## PROBLEM DESCRIPTION
Your task is to copy every line of the records below that contains "Reduction".

## MATERIAL PROVIDED
▽

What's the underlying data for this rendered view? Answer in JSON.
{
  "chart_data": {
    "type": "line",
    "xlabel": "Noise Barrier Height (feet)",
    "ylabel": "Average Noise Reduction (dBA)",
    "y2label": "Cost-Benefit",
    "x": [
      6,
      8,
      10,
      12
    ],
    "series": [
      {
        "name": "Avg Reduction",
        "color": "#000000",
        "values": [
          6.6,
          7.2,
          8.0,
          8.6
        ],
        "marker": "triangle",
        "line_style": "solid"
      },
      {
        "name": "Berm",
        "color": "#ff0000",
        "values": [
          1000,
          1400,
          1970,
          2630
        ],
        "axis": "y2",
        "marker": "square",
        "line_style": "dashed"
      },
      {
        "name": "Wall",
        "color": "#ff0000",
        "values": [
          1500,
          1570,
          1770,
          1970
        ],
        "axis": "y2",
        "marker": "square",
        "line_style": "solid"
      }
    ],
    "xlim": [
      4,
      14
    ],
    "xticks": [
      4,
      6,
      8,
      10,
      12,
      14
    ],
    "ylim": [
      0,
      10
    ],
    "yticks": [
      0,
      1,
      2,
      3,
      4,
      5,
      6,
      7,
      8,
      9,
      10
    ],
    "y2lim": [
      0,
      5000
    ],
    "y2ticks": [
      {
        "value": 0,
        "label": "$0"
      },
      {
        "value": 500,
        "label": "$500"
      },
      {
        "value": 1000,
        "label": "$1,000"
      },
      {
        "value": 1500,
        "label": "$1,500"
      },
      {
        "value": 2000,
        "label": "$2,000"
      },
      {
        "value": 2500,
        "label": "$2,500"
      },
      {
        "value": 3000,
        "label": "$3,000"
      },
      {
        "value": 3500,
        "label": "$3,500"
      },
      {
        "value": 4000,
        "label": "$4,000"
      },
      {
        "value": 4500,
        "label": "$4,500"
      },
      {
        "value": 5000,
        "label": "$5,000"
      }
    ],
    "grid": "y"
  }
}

△

## FINISHED EXERCISE
    "ylabel": "Average Noise Reduction (dBA)",
        "name": "Avg Reduction",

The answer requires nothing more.